GIVEN DATA
◇ ◇ ◇

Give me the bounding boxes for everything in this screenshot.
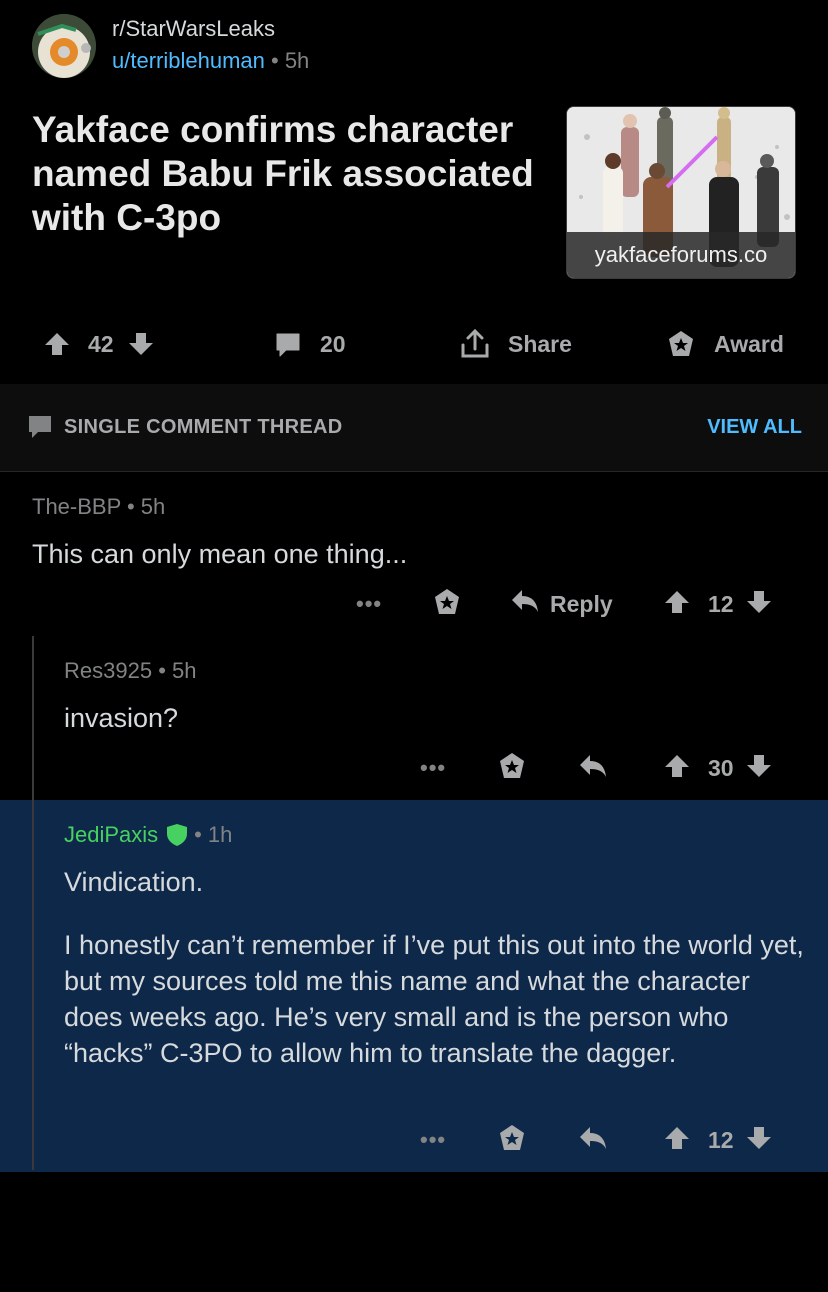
moderator-shield-icon [166,823,188,847]
comment-body: invasion? [64,703,179,733]
reply-button[interactable]: Reply [510,584,613,624]
post-score: 42 [88,330,114,357]
share-button[interactable]: Share [458,322,572,366]
comment-vote-control: 12 [664,1120,772,1160]
more-options-button[interactable]: ••• [420,1120,446,1160]
comments-button[interactable]: 20 [274,322,346,366]
award-button[interactable] [497,748,527,788]
reply-arrow-icon [510,588,540,620]
more-dots-icon: ••• [420,755,447,780]
comment-body-paragraph: I honestly can’t remember if I’ve put th… [64,930,804,1068]
thread-label: SINGLE COMMENT THREAD [64,416,343,438]
comment-score: 12 [708,1126,734,1153]
comment-age: 1h [207,822,233,847]
more-options-button[interactable]: ••• [356,584,382,624]
reply-button[interactable] [578,748,608,788]
downvote-icon[interactable] [746,589,772,620]
downvote-icon[interactable] [746,1125,772,1156]
comment-score: 12 [708,590,734,617]
reply-label: Reply [550,590,613,617]
reply-arrow-icon [578,753,608,784]
comment-body-paragraph: Vindication. [64,867,204,897]
award-button[interactable] [497,1120,527,1160]
comment-meta: The-BBP • 5h [32,494,166,519]
upvote-icon[interactable] [44,331,70,357]
comment-age: 5h [172,658,197,683]
post-age: 5h [284,48,310,73]
award-icon [497,751,527,786]
link-thumbnail[interactable]: yakfaceforums.co [566,106,796,279]
view-all-link[interactable]: VIEW ALL [707,416,802,439]
subreddit-avatar[interactable] [32,14,96,78]
thread-indent-line[interactable] [32,636,34,1170]
comment-bubble-icon [27,414,53,445]
more-dots-icon: ••• [356,591,383,616]
post-title[interactable]: Yakface confirms character named Babu Fr… [32,108,552,240]
comment-score: 30 [708,754,734,781]
comment-meta: JediPaxis • 1h [64,822,233,848]
upvote-icon[interactable] [664,589,690,620]
thread-header: SINGLE COMMENT THREAD VIEW ALL [0,384,828,472]
comment-author[interactable]: Res3925 [64,658,152,683]
comment-bubble-icon [274,330,302,358]
post-author[interactable]: u/terriblehuman [112,48,265,73]
post-meta: u/terriblehuman • 5h [112,48,310,73]
comment-author[interactable]: The-BBP [32,494,121,519]
award-icon [497,1123,527,1158]
comment-author[interactable]: JediPaxis [64,822,158,848]
more-dots-icon: ••• [420,1127,447,1152]
reply-arrow-icon [578,1125,608,1156]
upvote-icon[interactable] [664,753,690,784]
comment-count: 20 [320,330,346,357]
more-options-button[interactable]: ••• [420,748,446,788]
award-button[interactable]: Award [666,322,784,366]
award-icon [432,587,462,622]
comment-vote-control: 30 [664,748,772,788]
reply-button[interactable] [578,1120,608,1160]
share-icon [458,327,492,361]
comment-vote-control: 12 [664,584,772,624]
comment-body: This can only mean one thing... [32,539,408,569]
link-domain: yakfaceforums.co [567,232,795,278]
downvote-icon[interactable] [746,753,772,784]
share-label: Share [508,330,572,357]
downvote-icon[interactable] [128,331,154,357]
comment-age: 5h [140,494,166,519]
comment-meta: Res3925 • 5h [64,658,197,683]
award-button[interactable] [432,584,462,624]
award-icon [666,329,696,359]
award-label: Award [714,330,784,357]
upvote-icon[interactable] [664,1125,690,1156]
post-vote-control: 42 [44,322,154,366]
subreddit-name[interactable]: r/StarWarsLeaks [112,16,275,42]
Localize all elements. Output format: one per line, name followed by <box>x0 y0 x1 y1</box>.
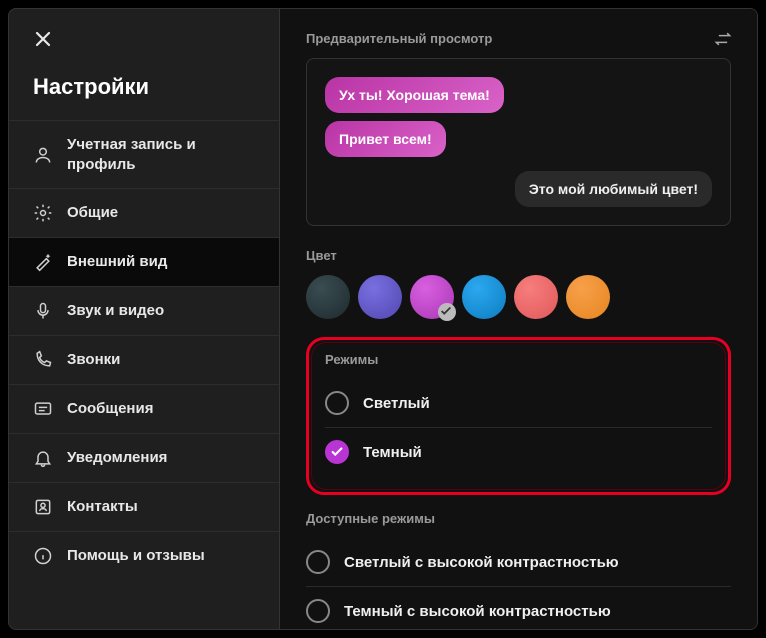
sidebar: Настройки Учетная запись и профиль Общие… <box>8 8 280 630</box>
phone-icon <box>33 350 53 370</box>
close-button[interactable] <box>33 29 279 54</box>
mode-option-label: Светлый <box>363 395 430 412</box>
person-icon <box>33 145 53 165</box>
radio-icon <box>325 440 349 464</box>
mode-option-label: Светлый с высокой контрастностью <box>344 554 619 571</box>
modes-label: Режимы <box>325 352 712 367</box>
mode-option-dark[interactable]: Темный <box>325 427 712 476</box>
contacts-icon <box>33 497 53 517</box>
bell-icon <box>33 448 53 468</box>
sidebar-item-calling[interactable]: Звонки <box>9 335 279 384</box>
preview-box: Ух ты! Хорошая тема! Привет всем! Это мо… <box>306 58 731 226</box>
sidebar-item-general[interactable]: Общие <box>9 188 279 237</box>
check-icon <box>439 304 453 318</box>
message-icon <box>33 399 53 419</box>
sidebar-item-label: Внешний вид <box>67 252 167 272</box>
sidebar-item-account[interactable]: Учетная запись и профиль <box>9 120 279 188</box>
check-icon <box>330 445 344 459</box>
color-swatch[interactable] <box>566 275 610 319</box>
preview-bubble-received: Это мой любимый цвет! <box>515 171 712 207</box>
swap-icon <box>713 29 733 49</box>
sidebar-item-label: Звонки <box>67 350 120 370</box>
mode-option-light-hc[interactable]: Светлый с высокой контрастностью <box>306 538 731 586</box>
mode-option-light[interactable]: Светлый <box>325 379 712 427</box>
color-swatch[interactable] <box>358 275 402 319</box>
sidebar-item-label: Учетная запись и профиль <box>67 135 255 174</box>
page-title: Настройки <box>33 74 255 100</box>
color-swatch[interactable] <box>306 275 350 319</box>
sidebar-item-contacts[interactable]: Контакты <box>9 482 279 531</box>
preview-label: Предварительный просмотр <box>306 31 731 46</box>
color-swatches <box>306 275 731 319</box>
radio-icon <box>306 599 330 623</box>
gear-icon <box>33 203 53 223</box>
sidebar-item-messaging[interactable]: Сообщения <box>9 384 279 433</box>
sidebar-item-appearance[interactable]: Внешний вид <box>9 237 279 286</box>
sidebar-item-label: Общие <box>67 203 118 223</box>
modes-section: Режимы Светлый Темный <box>306 337 731 495</box>
color-label: Цвет <box>306 248 731 263</box>
radio-icon <box>306 550 330 574</box>
color-swatch[interactable] <box>514 275 558 319</box>
sidebar-item-label: Сообщения <box>67 399 153 419</box>
color-swatch[interactable] <box>410 275 454 319</box>
wand-icon <box>33 252 53 272</box>
available-modes-label: Доступные режимы <box>306 511 731 526</box>
sidebar-item-audio-video[interactable]: Звук и видео <box>9 286 279 335</box>
sidebar-item-label: Уведомления <box>67 448 167 468</box>
main-panel: Предварительный просмотр Ух ты! Хорошая … <box>280 8 758 630</box>
mode-option-label: Темный с высокой контрастностью <box>344 603 611 620</box>
preview-bubble-sent: Привет всем! <box>325 121 446 157</box>
sidebar-item-label: Звук и видео <box>67 301 164 321</box>
sidebar-item-label: Помощь и отзывы <box>67 546 205 566</box>
settings-window: Настройки Учетная запись и профиль Общие… <box>0 0 766 638</box>
preview-bubble-sent: Ух ты! Хорошая тема! <box>325 77 504 113</box>
swap-button[interactable] <box>713 29 733 54</box>
radio-icon <box>325 391 349 415</box>
sidebar-item-label: Контакты <box>67 497 138 517</box>
microphone-icon <box>33 301 53 321</box>
info-icon <box>33 546 53 566</box>
color-swatch[interactable] <box>462 275 506 319</box>
sidebar-item-notifications[interactable]: Уведомления <box>9 433 279 482</box>
sidebar-item-help[interactable]: Помощь и отзывы <box>9 531 279 580</box>
close-icon <box>33 29 53 49</box>
mode-option-dark-hc[interactable]: Темный с высокой контрастностью <box>306 586 731 630</box>
mode-option-label: Темный <box>363 444 422 461</box>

◇ ◇ ◇

Please retype every line of the records above character for character, leaving out the pictures.

Give me the bounding boxes for everything in this screenshot.
moderator-shield-icon [166,823,188,847]
comment-body: invasion? [64,703,179,733]
reply-button[interactable]: Reply [510,584,613,624]
post-score: 42 [88,330,114,357]
share-button[interactable]: Share [458,322,572,366]
comment-vote-control: 12 [664,1120,772,1160]
more-options-button[interactable]: ••• [420,1120,446,1160]
comments-button[interactable]: 20 [274,322,346,366]
award-button[interactable] [497,748,527,788]
reply-arrow-icon [510,588,540,620]
more-dots-icon: ••• [420,755,447,780]
comment-body-paragraph: I honestly can’t remember if I’ve put th… [64,930,804,1068]
thread-label: SINGLE COMMENT THREAD [64,416,343,438]
comment-score: 12 [708,1126,734,1153]
comment-age: 1h [207,822,233,847]
more-options-button[interactable]: ••• [356,584,382,624]
reply-button[interactable] [578,748,608,788]
downvote-icon[interactable] [746,589,772,620]
downvote-icon[interactable] [746,1125,772,1156]
comment-score: 12 [708,590,734,617]
reply-label: Reply [550,590,613,617]
reply-arrow-icon [578,753,608,784]
comment-body-paragraph: Vindication. [64,867,204,897]
award-button[interactable] [497,1120,527,1160]
comment-meta: The-BBP • 5h [32,494,166,519]
upvote-icon[interactable] [44,331,70,357]
comment-age: 5h [172,658,197,683]
post-age: 5h [284,48,310,73]
award-icon [497,751,527,786]
link-thumbnail[interactable]: yakfaceforums.co [566,106,796,279]
view-all-link[interactable]: VIEW ALL [707,416,802,439]
subreddit-avatar[interactable] [32,14,96,78]
thread-indent-line[interactable] [32,636,34,1170]
comment-bubble-icon [27,414,53,445]
more-dots-icon: ••• [356,591,383,616]
post-title[interactable]: Yakface confirms character named Babu Fr… [32,108,552,240]
comment-score: 30 [708,754,734,781]
comment-meta: JediPaxis • 1h [64,822,233,848]
upvote-icon[interactable] [664,589,690,620]
thread-header: SINGLE COMMENT THREAD VIEW ALL [0,384,828,472]
comment-author[interactable]: Res3925 [64,658,152,683]
comment-bubble-icon [274,330,302,358]
post-author[interactable]: u/terriblehuman [112,48,265,73]
post-meta: u/terriblehuman • 5h [112,48,310,73]
comment-author[interactable]: The-BBP [32,494,121,519]
award-icon [497,1123,527,1158]
comment-author[interactable]: JediPaxis [64,822,158,848]
more-dots-icon: ••• [420,1127,447,1152]
reply-arrow-icon [578,1125,608,1156]
upvote-icon[interactable] [664,753,690,784]
comment-count: 20 [320,330,346,357]
more-options-button[interactable]: ••• [420,748,446,788]
award-button[interactable]: Award [666,322,784,366]
award-icon [432,587,462,622]
comment-vote-control: 30 [664,748,772,788]
reply-button[interactable] [578,1120,608,1160]
share-icon [458,327,492,361]
comment-vote-control: 12 [664,584,772,624]
comment-body: This can only mean one thing... [32,539,408,569]
link-domain: yakfaceforums.co [567,232,795,278]
downvote-icon[interactable] [746,753,772,784]
share-label: Share [508,330,572,357]
downvote-icon[interactable] [128,331,154,357]
comment-age: 5h [140,494,166,519]
comment-meta: Res3925 • 5h [64,658,197,683]
award-button[interactable] [432,584,462,624]
award-icon [666,329,696,359]
award-label: Award [714,330,784,357]
upvote-icon[interactable] [664,1125,690,1156]
post-vote-control: 42 [44,322,154,366]
subreddit-name[interactable]: r/StarWarsLeaks [112,16,275,42]
Localize all elements. Output format: one per line, name followed by <box>x0 y0 x1 y1</box>.
sidebar: Настройки Учетная запись и профиль Общие… <box>8 8 280 630</box>
phone-icon <box>33 350 53 370</box>
close-button[interactable] <box>33 29 279 54</box>
mode-option-label: Светлый <box>363 395 430 412</box>
person-icon <box>33 145 53 165</box>
radio-icon <box>325 440 349 464</box>
mode-option-label: Светлый с высокой контрастностью <box>344 554 619 571</box>
modes-label: Режимы <box>325 352 712 367</box>
mode-option-dark[interactable]: Темный <box>325 427 712 476</box>
contacts-icon <box>33 497 53 517</box>
bell-icon <box>33 448 53 468</box>
sidebar-item-calling[interactable]: Звонки <box>9 335 279 384</box>
preview-box: Ух ты! Хорошая тема! Привет всем! Это мо… <box>306 58 731 226</box>
sidebar-item-general[interactable]: Общие <box>9 188 279 237</box>
check-icon <box>439 304 453 318</box>
message-icon <box>33 399 53 419</box>
sidebar-item-label: Внешний вид <box>67 252 167 272</box>
sidebar-item-account[interactable]: Учетная запись и профиль <box>9 120 279 188</box>
check-icon <box>330 445 344 459</box>
color-swatch[interactable] <box>566 275 610 319</box>
preview-bubble-received: Это мой любимый цвет! <box>515 171 712 207</box>
swap-icon <box>713 29 733 49</box>
sidebar-item-label: Звонки <box>67 350 120 370</box>
mode-option-light-hc[interactable]: Светлый с высокой контрастностью <box>306 538 731 586</box>
mode-option-light[interactable]: Светлый <box>325 379 712 427</box>
color-swatch[interactable] <box>358 275 402 319</box>
sidebar-item-label: Учетная запись и профиль <box>67 135 255 174</box>
page-title: Настройки <box>33 74 255 100</box>
color-swatch[interactable] <box>306 275 350 319</box>
sidebar-item-contacts[interactable]: Контакты <box>9 482 279 531</box>
preview-label: Предварительный просмотр <box>306 31 731 46</box>
color-swatches <box>306 275 731 319</box>
radio-icon <box>306 599 330 623</box>
gear-icon <box>33 203 53 223</box>
sidebar-item-messaging[interactable]: Сообщения <box>9 384 279 433</box>
sidebar-item-appearance[interactable]: Внешний вид <box>9 237 279 286</box>
sidebar-item-label: Общие <box>67 203 118 223</box>
modes-section: Режимы Светлый Темный <box>306 337 731 495</box>
color-label: Цвет <box>306 248 731 263</box>
radio-icon <box>306 550 330 574</box>
color-swatch[interactable] <box>514 275 558 319</box>
sidebar-item-label: Сообщения <box>67 399 153 419</box>
color-swatch[interactable] <box>410 275 454 319</box>
wand-icon <box>33 252 53 272</box>
available-modes-label: Доступные режимы <box>306 511 731 526</box>
sidebar-item-audio-video[interactable]: Звук и видео <box>9 286 279 335</box>
sidebar-item-label: Уведомления <box>67 448 167 468</box>
main-panel: Предварительный просмотр Ух ты! Хорошая … <box>280 8 758 630</box>
mode-option-label: Темный с высокой контрастностью <box>344 603 611 620</box>
preview-bubble-sent: Привет всем! <box>325 121 446 157</box>
sidebar-item-label: Звук и видео <box>67 301 164 321</box>
sidebar-item-label: Помощь и отзывы <box>67 546 205 566</box>
settings-window: Настройки Учетная запись и профиль Общие… <box>0 0 766 638</box>
preview-bubble-sent: Ух ты! Хорошая тема! <box>325 77 504 113</box>
swap-button[interactable] <box>713 29 733 54</box>
radio-icon <box>325 391 349 415</box>
sidebar-item-label: Контакты <box>67 497 138 517</box>
microphone-icon <box>33 301 53 321</box>
info-icon <box>33 546 53 566</box>
color-swatch[interactable] <box>462 275 506 319</box>
sidebar-item-notifications[interactable]: Уведомления <box>9 433 279 482</box>
sidebar-item-help[interactable]: Помощь и отзывы <box>9 531 279 580</box>
close-icon <box>33 29 53 49</box>
mode-option-dark-hc[interactable]: Темный с высокой контрастностью <box>306 586 731 630</box>
mode-option-label: Темный <box>363 444 422 461</box>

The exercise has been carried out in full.